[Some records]
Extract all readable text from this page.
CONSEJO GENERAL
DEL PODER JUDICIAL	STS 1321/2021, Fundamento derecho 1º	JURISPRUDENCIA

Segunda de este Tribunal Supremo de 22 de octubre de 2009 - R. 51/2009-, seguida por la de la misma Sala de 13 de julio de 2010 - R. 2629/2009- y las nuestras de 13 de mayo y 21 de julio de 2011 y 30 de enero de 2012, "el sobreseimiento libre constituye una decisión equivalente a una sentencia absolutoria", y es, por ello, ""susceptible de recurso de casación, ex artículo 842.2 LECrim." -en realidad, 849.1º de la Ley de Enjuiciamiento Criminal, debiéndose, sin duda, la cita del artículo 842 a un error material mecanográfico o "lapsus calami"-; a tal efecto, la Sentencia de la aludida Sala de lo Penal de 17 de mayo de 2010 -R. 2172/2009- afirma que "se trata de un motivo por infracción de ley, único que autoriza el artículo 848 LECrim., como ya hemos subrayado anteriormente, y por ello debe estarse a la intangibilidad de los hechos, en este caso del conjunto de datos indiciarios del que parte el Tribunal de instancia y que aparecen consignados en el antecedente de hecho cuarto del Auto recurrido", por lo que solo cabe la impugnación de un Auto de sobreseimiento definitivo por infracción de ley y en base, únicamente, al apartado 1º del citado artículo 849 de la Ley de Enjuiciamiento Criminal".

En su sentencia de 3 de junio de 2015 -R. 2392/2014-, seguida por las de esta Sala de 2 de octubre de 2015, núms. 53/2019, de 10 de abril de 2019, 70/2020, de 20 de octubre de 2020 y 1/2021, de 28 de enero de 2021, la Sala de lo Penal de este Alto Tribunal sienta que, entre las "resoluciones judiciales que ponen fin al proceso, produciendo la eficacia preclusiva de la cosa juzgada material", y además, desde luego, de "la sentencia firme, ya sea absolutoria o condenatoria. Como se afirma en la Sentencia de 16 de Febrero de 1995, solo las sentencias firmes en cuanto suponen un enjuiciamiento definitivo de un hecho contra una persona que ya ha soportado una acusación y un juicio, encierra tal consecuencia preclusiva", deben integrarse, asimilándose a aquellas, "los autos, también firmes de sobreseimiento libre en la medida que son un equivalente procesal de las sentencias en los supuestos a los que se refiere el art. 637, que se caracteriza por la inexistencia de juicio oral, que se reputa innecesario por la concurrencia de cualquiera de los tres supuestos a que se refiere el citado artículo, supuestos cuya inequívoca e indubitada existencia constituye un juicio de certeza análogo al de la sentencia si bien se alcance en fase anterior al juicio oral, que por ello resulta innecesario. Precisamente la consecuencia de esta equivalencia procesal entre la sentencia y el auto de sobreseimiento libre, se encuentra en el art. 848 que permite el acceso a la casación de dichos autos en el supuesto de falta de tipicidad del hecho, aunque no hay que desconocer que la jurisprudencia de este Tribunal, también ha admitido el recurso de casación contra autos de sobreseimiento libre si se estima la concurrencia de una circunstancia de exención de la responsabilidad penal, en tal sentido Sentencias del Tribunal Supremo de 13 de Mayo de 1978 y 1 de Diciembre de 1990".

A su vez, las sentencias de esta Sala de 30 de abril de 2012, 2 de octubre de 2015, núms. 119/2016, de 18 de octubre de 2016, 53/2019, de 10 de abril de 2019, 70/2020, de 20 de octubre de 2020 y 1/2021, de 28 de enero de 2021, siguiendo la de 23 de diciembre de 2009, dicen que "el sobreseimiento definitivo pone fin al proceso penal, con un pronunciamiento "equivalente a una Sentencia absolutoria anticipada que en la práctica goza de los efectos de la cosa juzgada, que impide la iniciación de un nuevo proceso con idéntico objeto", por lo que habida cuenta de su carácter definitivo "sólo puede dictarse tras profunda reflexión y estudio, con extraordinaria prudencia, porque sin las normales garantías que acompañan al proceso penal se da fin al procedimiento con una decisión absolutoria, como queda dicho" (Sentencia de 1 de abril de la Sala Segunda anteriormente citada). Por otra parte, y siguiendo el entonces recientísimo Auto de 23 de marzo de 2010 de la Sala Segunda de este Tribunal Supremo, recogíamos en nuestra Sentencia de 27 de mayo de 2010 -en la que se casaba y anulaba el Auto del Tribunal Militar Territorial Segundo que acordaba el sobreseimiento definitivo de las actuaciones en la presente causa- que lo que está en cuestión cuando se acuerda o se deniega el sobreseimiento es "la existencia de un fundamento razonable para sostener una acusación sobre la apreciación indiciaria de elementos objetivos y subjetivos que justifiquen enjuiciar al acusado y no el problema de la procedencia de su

* [Given task]: Reproduce each entry above exactly, keeping every word.

* [Reply]:
Extract all readable text from this page.
CONSEJO GENERAL
DEL PODER JUDICIAL	STS 1321/2021, Fundamento derecho 1º	JURISPRUDENCIA

Segunda de este Tribunal Supremo de 22 de octubre de 2009 - R. 51/2009-, seguida por la de la misma Sala de 13 de julio de 2010 - R. 2629/2009- y las nuestras de 13 de mayo y 21 de julio de 2011 y 30 de enero de 2012, "el sobreseimiento libre constituye una decisión equivalente a una sentencia absolutoria", y es, por ello, ""susceptible de recurso de casación, ex artículo 842.2 LECrim." -en realidad, 849.1º de la Ley de Enjuiciamiento Criminal, debiéndose, sin duda, la cita del artículo 842 a un error material mecanográfico o "lapsus calami"-; a tal efecto, la Sentencia de la aludida Sala de lo Penal de 17 de mayo de 2010 -R. 2172/2009- afirma que "se trata de un motivo por infracción de ley, único que autoriza el artículo 848 LECrim., como ya hemos subrayado anteriormente, y por ello debe estarse a la intangibilidad de los hechos, en este caso del conjunto de datos indiciarios del que parte el Tribunal de instancia y que aparecen consignados en el antecedente de hecho cuarto del Auto recurrido", por lo que solo cabe la impugnación de un Auto de sobreseimiento definitivo por infracción de ley y en base, únicamente, al apartado 1º del citado artículo 849 de la Ley de Enjuiciamiento Criminal".

En su sentencia de 3 de junio de 2015 -R. 2392/2014-, seguida por las de esta Sala de 2 de octubre de 2015, núms. 53/2019, de 10 de abril de 2019, 70/2020, de 20 de octubre de 2020 y 1/2021, de 28 de enero de 2021, la Sala de lo Penal de este Alto Tribunal sienta que, entre las "resoluciones judiciales que ponen fin al proceso, produciendo la eficacia preclusiva de la cosa juzgada material", y además, desde luego, de "la sentencia firme, ya sea absolutoria o condenatoria. Como se afirma en la Sentencia de 16 de Febrero de 1995, solo las sentencias firmes en cuanto suponen un enjuiciamiento definitivo de un hecho contra una persona que ya ha soportado una acusación y un juicio, encierra tal consecuencia preclusiva", deben integrarse, asimilándose a aquellas, "los autos, también firmes de sobreseimiento libre en la medida que son un equivalente procesal de las sentencias en los supuestos a los que se refiere el art. 637, que se caracteriza por la inexistencia de juicio oral, que se reputa innecesario por la concurrencia de cualquiera de los tres supuestos a que se refiere el citado artículo, supuestos cuya inequívoca e indubitada existencia constituye un juicio de certeza análogo al de la sentencia si bien se alcance en fase anterior al juicio oral, que por ello resulta innecesario. Precisamente la consecuencia de esta equivalencia procesal entre la sentencia y el auto de sobreseimiento libre, se encuentra en el art. 848 que permite el acceso a la casación de dichos autos en el supuesto de falta de tipicidad del hecho, aunque no hay que desconocer que la jurisprudencia de este Tribunal, también ha admitido el recurso de casación contra autos de sobreseimiento libre si se estima la concurrencia de una circunstancia de exención de la responsabilidad penal, en tal sentido Sentencias del Tribunal Supremo de 13 de Mayo de 1978 y 1 de Diciembre de 1990".

A su vez, las sentencias de esta Sala de 30 de abril de 2012, 2 de octubre de 2015, núms. 119/2016, de 18 de octubre de 2016, 53/2019, de 10 de abril de 2019, 70/2020, de 20 de octubre de 2020 y 1/2021, de 28 de enero de 2021, siguiendo la de 23 de diciembre de 2009, dicen que "el sobreseimiento definitivo pone fin al proceso penal, con un pronunciamiento "equivalente a una Sentencia absolutoria anticipada que en la práctica goza de los efectos de la cosa juzgada, que impide la iniciación de un nuevo proceso con idéntico objeto", por lo que habida cuenta de su carácter definitivo "sólo puede dictarse tras profunda reflexión y estudio, con extraordinaria prudencia, porque sin las normales garantías que acompañan al proceso penal se da fin al procedimiento con una decisión absolutoria, como queda dicho" (Sentencia de 1 de abril de la Sala Segunda anteriormente citada). Por otra parte, y siguiendo el entonces recientísimo Auto de 23 de marzo de 2010 de la Sala Segunda de este Tribunal Supremo, recogíamos en nuestra Sentencia de 27 de mayo de 2010 -en la que se casaba y anulaba el Auto del Tribunal Militar Territorial Segundo que acordaba el sobreseimiento definitivo de las actuaciones en la presente causa- que lo que está en cuestión cuando se acuerda o se deniega el sobreseimiento es "la existencia de un fundamento razonable para sostener una acusación sobre la apreciación indiciaria de elementos objetivos y subjetivos que justifiquen enjuiciar al acusado y no el problema de la procedencia de su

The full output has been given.